**WHAT YOU NEED TO DO**
Recast the listing below as a Markdown table with the columns Row and Line, covering everything from the line containing "y-axis-tick-50: 50: [999, 164, 1039, 187]" down through the line containing "1311, 250, 1347]" and leaving out any blank lines.

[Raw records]
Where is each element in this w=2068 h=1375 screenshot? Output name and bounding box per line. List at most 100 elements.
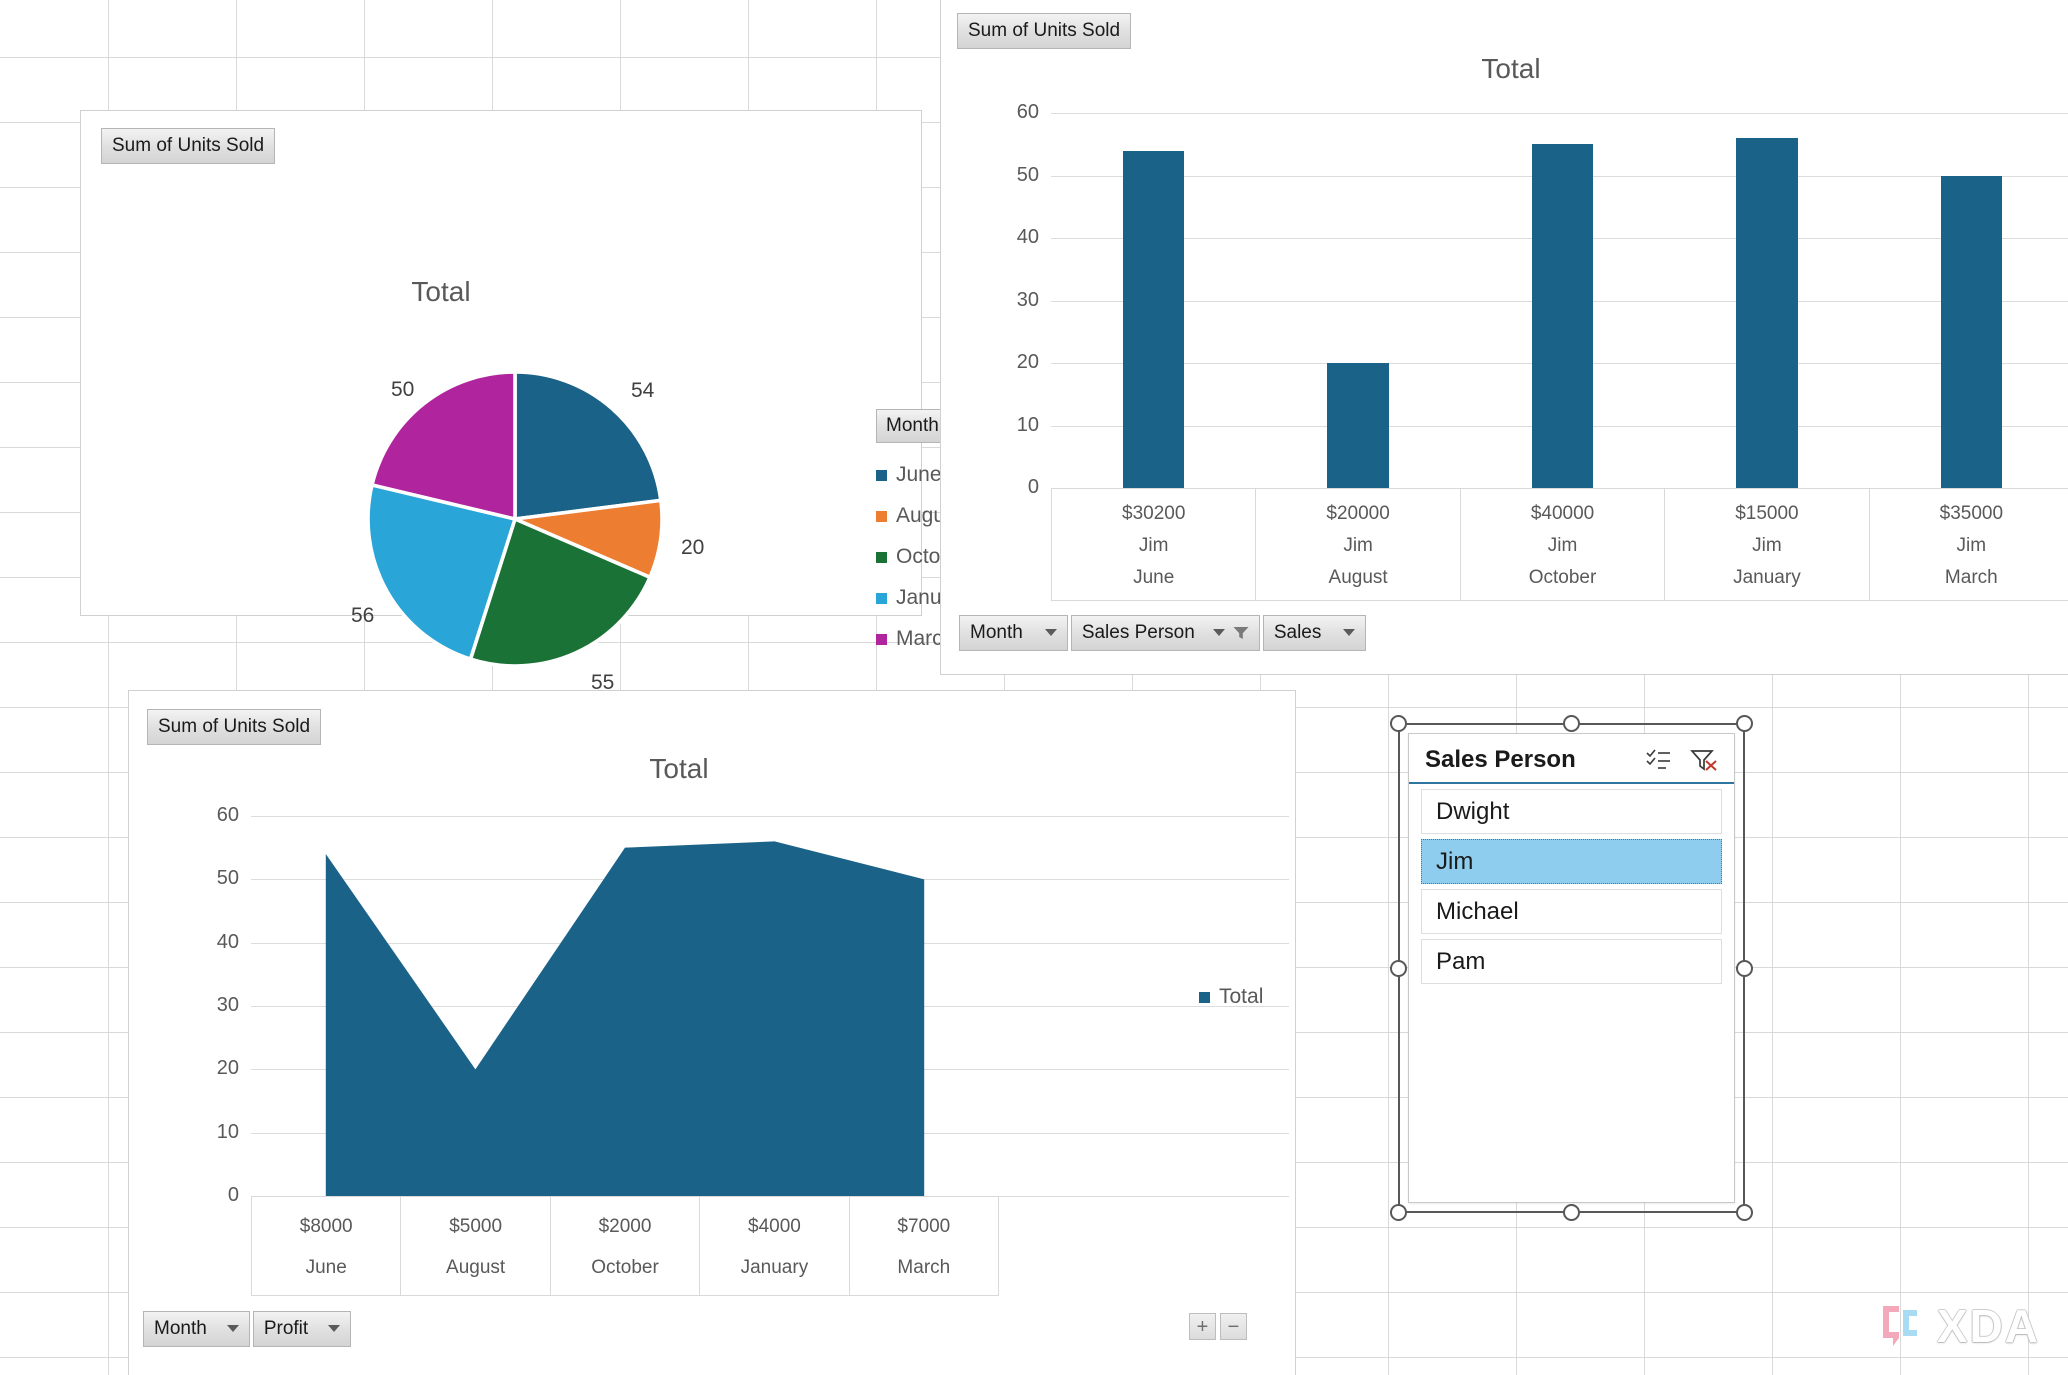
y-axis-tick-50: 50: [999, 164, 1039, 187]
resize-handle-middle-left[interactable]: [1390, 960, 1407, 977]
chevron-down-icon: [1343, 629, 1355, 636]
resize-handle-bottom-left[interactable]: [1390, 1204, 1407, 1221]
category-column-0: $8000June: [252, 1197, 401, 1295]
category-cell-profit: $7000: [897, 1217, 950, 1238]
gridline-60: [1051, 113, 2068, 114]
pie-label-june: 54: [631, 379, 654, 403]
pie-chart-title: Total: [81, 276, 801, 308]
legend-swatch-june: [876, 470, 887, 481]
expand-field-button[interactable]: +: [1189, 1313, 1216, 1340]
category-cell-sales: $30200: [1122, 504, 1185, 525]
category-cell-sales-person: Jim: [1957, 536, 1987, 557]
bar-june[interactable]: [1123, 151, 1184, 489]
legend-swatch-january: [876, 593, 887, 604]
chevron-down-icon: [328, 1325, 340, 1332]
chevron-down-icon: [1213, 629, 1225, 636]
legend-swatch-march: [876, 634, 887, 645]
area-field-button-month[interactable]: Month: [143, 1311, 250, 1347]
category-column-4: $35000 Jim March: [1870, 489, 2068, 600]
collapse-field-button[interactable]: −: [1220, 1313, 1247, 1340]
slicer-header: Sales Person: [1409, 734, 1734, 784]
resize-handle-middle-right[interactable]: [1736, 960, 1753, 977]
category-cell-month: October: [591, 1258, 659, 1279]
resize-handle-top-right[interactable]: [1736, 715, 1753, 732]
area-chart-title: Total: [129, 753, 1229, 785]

**FULL SOLUTION**
| Row | Line |
|---|---|
| 1 | y-axis-tick-50: 50: [999, 164, 1039, 187] |
| 2 | resize-handle-middle-left[interactable]: [1390, 960, 1407, 977] |
| 3 | chevron-down-icon: [1343, 629, 1355, 636] |
| 4 | resize-handle-bottom-left[interactable]: [1390, 1204, 1407, 1221] |
| 5 | category-column-0: $8000June: [252, 1197, 401, 1295] |
| 6 | category-cell-profit: $7000: [897, 1217, 950, 1238] |
| 7 | gridline-60: [1051, 113, 2068, 114] |
| 8 | pie-label-june: 54: [631, 379, 654, 403] |
| 9 | pie-chart-title: Total: [81, 276, 801, 308] |
| 10 | legend-swatch-june: [876, 470, 887, 481] |
| 11 | expand-field-button[interactable]: +: [1189, 1313, 1216, 1340] |
| 12 | category-cell-sales: $30200: [1122, 504, 1185, 525] |
| 13 | category-cell-sales-person: Jim: [1957, 536, 1987, 557] |
| 14 | bar-june[interactable]: [1123, 151, 1184, 489] |
| 15 | legend-swatch-january: [876, 593, 887, 604] |
| 16 | chevron-down-icon: [328, 1325, 340, 1332] |
| 17 | chevron-down-icon: [1213, 629, 1225, 636] |
| 18 | legend-swatch-march: [876, 634, 887, 645] |
| 19 | area-field-button-month[interactable]: Month: [143, 1311, 250, 1347] |